- Task details: Drop every picture and give the entries back exactly.

(Collected data)
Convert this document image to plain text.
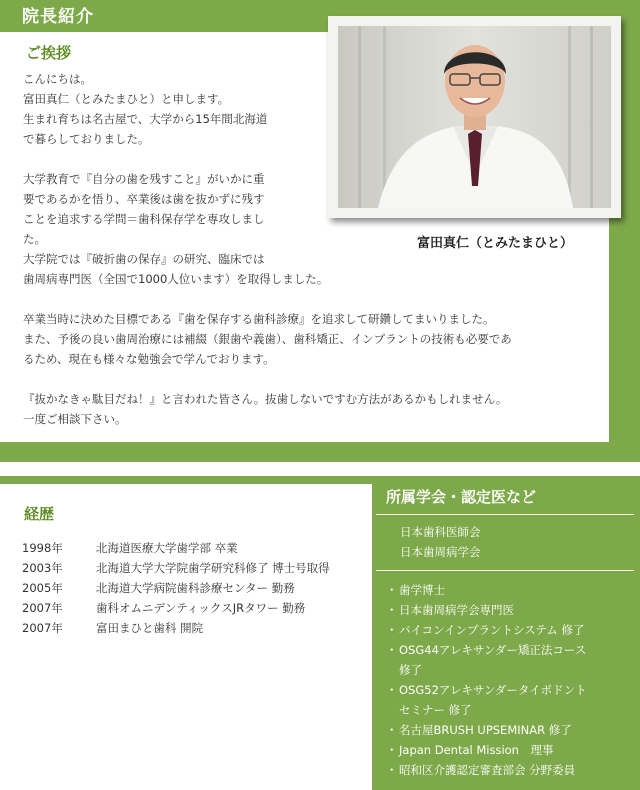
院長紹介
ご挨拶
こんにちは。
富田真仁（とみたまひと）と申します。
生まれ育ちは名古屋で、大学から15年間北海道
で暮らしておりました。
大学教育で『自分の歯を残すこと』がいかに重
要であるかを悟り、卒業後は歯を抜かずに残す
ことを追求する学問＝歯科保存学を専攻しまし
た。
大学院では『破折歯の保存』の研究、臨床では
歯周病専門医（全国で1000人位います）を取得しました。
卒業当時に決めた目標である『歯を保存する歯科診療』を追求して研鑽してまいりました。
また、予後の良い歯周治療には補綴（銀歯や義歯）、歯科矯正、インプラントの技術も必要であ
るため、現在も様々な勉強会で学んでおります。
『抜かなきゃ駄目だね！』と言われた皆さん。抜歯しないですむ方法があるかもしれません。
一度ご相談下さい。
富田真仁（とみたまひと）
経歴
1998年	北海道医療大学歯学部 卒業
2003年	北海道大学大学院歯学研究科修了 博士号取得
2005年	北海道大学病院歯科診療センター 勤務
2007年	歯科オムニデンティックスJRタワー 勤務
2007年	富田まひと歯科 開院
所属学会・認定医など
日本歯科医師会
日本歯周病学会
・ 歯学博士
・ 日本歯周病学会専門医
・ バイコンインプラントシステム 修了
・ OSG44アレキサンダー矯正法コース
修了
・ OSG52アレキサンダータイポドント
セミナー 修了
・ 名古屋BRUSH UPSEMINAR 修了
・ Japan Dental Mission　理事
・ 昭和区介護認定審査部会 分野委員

- Result for this task:
Convert this document image to plain text.
院長紹介
ご挨拶
こんにちは。
富田真仁（とみたまひと）と申します。
生まれ育ちは名古屋で、大学から15年間北海道
で暮らしておりました。
大学教育で『自分の歯を残すこと』がいかに重
要であるかを悟り、卒業後は歯を抜かずに残す
ことを追求する学問＝歯科保存学を専攻しまし
た。
大学院では『破折歯の保存』の研究、臨床では
歯周病専門医（全国で1000人位います）を取得しました。
卒業当時に決めた目標である『歯を保存する歯科診療』を追求して研鑽してまいりました。
また、予後の良い歯周治療には補綴（銀歯や義歯）、歯科矯正、インプラントの技術も必要であ
るため、現在も様々な勉強会で学んでおります。
『抜かなきゃ駄目だね！』と言われた皆さん。抜歯しないですむ方法があるかもしれません。
一度ご相談下さい。
富田真仁（とみたまひと）
経歴
1998年	北海道医療大学歯学部 卒業
2003年	北海道大学大学院歯学研究科修了 博士号取得
2005年	北海道大学病院歯科診療センター 勤務
2007年	歯科オムニデンティックスJRタワー 勤務
2007年	富田まひと歯科 開院
所属学会・認定医など
日本歯科医師会
日本歯周病学会
・ 歯学博士
・ 日本歯周病学会専門医
・ バイコンインプラントシステム 修了
・ OSG44アレキサンダー矯正法コース
修了
・ OSG52アレキサンダータイポドント
セミナー 修了
・ 名古屋BRUSH UPSEMINAR 修了
・ Japan Dental Mission　理事
・ 昭和区介護認定審査部会 分野委員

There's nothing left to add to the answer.